
Explore Solutions

  • Tokenization
    • Domains: The component is domain independent.

      Languages: English, Estonian, Latvian and Lithuanian.

      Format: The Tokenization component works with plaintext data that is encoded in UTF -8.

      The Tokenization component allows to break down text into the smallest linguistic analysis elements – tokens. A token can be a word, a punctuation mark, a code, an e-mail address, a web address, a decimal number, etc. Tokenization as a technology is used in almost every natural language processing task.

  • Sentence breaking
    • Domains: The component is domain independent.

      Languages: English, Estonian, Latvian and Lithuanian.

      Format: The Sentence breaking component works with plaintext data that is encoded in UTF -8.

      The Sentence breaking component allows to break down text into sentences. The component is able to identify language specific sentence breaking characteristics (abbreviations, special use of punctuation for numerals, etc.). Sentence breaking as a technology is used in many natural language processing tasks (e.g., machine translation, part of speech tagging, named entity recognition, sentiment analysis, etc.).

  • Morphological analysis and lemmatization
    • Domains: The component is domain independent.

      Languages: English, French, German, Latvian and Lithuanian.

      Format: The Morphological analysis component works with plaintext data, pre-tokenised data or individual tokens that are encoded in UTF -8.

      The Morphological analysis component allows to perform fast linguistic analysis of words by identifying different possible morphological characteristics, for instance, possible parts of speech, possible lemmas, for each lemma – different morphological categories, e.g., for nouns – the gender, number, case, etc. The component is built upon finite state transducer technology that ensures processing speed. Morphological analysis as a technology is used in many natural language processing tasks (e.g., part of speech tagging, syntactic parsing, grammar checking, etc.).

  • Morphological synthesis
    • Domains: The component is domain independent.

      Languages: English, French, German, Latvian and Lithuanian.

      Format: The Morphological synthesis component works with individual tokens that are encoded in UTF -8.

      The Morphological synthesis component allows to generate all valid surface forms (or inflected forms) of a word given its lemma and part of speech. The component is built upon finite state transducer technology that ensures processing speed. Morphological synthesis as a technology is used in many natural language processing tasks (e.g., machine translation, term and named entity normalization, natural language generation, dialogue systems, etc.).

  • Part-of-speech and morpho-syntactic tagging
    • Domains: The component is domain independent.

      Languages: Latvian and Lithuanian.

      Format: The Part-of-speech and morpho-syntactic tagging component works with plaintext data, pre-tokenized (and broken into sentences) data or morphologically pre-analyzed data that is encoded in UTF -8.

      The Part-of-speech and morpho-syntactic tagging component allows to perform morphological disambiguation of words in context (i.e., plaintext data, pre-tokenized data or morphologically pre-analyzed data) using machine learning based models. For morphologically rich languages (e.g., Latvian and Lithuanian) the component can perform also smarter morpho-syntactic disambiguation of words. Part-of-speech and morpho-syntactic tagging as a technology is used in many natural language processing tasks (e.g., term extraction, named entity recognition, machine translation, sentiment analysis, etc.).

  • Language detection
    • Domains: The component is domain independent.

      Format: The Language detection component works with plaintext data that is encoded in UTF -8.

      The Language detection component allows to identify the language in which a text is possibly written. Language detection as a technology is used in many natural language processing workflows (e.g., machine translation platforms, terminology management platforms, search and indexing platforms, etc.).

■ WHAT NEEDS TO BE DONE ■
Reproduce word for word the part of the language processing components page that opens with the words containing "Format: The Sentence" and closes with "recognition, sentiment analysis, etc.).". The material after the language processing components page is separate from it.

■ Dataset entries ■
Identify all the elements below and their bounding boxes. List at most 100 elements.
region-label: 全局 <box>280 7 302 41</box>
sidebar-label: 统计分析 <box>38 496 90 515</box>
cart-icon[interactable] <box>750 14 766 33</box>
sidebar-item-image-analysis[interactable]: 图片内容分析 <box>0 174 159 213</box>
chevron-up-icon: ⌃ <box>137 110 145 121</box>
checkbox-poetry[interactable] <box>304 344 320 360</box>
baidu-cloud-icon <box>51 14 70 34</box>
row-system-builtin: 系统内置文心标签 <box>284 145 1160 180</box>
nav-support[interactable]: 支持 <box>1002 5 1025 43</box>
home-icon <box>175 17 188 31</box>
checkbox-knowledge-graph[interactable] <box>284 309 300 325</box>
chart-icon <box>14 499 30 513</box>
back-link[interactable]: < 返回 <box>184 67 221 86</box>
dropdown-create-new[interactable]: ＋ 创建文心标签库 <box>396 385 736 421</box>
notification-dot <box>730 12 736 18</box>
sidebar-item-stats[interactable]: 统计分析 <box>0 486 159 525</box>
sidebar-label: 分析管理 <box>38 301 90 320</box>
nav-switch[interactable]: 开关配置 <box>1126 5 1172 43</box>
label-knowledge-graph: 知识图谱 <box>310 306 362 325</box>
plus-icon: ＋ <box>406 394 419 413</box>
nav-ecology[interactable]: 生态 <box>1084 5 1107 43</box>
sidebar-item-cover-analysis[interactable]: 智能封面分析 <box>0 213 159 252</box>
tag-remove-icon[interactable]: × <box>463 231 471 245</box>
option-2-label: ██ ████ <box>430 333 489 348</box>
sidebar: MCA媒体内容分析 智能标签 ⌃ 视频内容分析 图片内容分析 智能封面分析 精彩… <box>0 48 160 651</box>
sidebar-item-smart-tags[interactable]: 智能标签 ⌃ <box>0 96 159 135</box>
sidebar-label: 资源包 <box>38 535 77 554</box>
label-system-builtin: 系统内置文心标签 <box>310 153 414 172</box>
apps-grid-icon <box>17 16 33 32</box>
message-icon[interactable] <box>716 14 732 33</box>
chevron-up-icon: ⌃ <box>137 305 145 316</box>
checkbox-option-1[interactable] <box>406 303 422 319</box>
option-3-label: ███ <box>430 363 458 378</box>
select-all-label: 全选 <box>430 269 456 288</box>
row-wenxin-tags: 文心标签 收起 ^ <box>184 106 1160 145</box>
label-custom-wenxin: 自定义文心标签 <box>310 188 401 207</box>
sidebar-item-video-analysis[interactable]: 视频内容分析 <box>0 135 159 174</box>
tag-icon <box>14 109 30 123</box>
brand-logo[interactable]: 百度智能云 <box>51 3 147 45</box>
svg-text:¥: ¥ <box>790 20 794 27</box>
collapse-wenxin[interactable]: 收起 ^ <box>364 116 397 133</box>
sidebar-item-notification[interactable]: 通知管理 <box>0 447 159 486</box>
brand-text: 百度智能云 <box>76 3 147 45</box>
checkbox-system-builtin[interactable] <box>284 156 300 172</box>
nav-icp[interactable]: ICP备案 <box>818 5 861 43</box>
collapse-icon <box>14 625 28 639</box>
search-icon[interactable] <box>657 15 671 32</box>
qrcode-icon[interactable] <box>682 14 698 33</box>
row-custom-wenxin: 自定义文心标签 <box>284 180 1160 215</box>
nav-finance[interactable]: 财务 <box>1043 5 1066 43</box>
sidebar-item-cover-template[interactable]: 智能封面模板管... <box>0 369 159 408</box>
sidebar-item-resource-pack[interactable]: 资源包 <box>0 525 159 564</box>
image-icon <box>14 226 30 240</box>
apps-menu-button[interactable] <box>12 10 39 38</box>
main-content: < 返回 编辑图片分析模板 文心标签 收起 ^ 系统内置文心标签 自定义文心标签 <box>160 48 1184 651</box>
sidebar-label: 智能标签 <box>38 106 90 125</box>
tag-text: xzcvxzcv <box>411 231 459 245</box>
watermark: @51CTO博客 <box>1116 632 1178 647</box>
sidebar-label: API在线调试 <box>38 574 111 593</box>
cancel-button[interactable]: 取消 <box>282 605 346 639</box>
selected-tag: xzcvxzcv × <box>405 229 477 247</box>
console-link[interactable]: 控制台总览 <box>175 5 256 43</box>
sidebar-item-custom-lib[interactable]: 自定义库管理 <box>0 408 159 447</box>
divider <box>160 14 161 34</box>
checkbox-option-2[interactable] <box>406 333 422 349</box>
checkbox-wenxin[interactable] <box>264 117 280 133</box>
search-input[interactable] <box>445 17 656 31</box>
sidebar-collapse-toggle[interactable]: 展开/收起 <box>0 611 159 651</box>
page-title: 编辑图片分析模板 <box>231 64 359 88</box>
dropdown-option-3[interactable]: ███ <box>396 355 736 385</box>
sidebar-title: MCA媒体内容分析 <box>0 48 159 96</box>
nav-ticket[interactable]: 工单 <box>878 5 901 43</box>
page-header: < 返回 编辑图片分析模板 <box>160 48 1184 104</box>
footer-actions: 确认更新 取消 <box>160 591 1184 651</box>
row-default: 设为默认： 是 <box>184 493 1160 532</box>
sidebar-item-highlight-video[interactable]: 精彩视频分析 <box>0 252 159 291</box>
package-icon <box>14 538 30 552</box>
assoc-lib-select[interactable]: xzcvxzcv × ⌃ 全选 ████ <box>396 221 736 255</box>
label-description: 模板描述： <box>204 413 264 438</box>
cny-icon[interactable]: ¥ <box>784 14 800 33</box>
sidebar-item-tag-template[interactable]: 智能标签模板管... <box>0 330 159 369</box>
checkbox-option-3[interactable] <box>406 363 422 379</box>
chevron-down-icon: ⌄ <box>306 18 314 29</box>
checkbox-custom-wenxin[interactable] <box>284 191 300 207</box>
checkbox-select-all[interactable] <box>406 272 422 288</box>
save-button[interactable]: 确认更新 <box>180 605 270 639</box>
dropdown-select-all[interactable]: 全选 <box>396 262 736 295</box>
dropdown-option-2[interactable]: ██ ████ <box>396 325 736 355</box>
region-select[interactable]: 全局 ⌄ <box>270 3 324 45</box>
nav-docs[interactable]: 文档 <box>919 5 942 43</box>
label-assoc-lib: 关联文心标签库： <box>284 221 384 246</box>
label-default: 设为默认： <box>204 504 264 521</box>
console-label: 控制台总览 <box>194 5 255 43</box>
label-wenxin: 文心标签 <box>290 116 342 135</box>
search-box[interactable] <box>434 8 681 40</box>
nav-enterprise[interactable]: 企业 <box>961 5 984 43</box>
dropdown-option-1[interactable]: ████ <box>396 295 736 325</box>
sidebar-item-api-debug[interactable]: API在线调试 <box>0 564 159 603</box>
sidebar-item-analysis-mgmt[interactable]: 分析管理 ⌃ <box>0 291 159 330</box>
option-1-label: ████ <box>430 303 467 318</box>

■ SOLUTION FOR THIS TASK ■
Format: The Sentence breaking component works with plaintext data that is encoded in UTF -8.

      The Sentence breaking component allows to break down text into sentences. The component is able to identify language specific sentence breaking characteristics (abbreviations, special use of punctuation for numerals, etc.). Sentence breaking as a technology is used in many natural language processing tasks (e.g., machine translation, part of speech tagging, named entity recognition, sentiment analysis, etc.).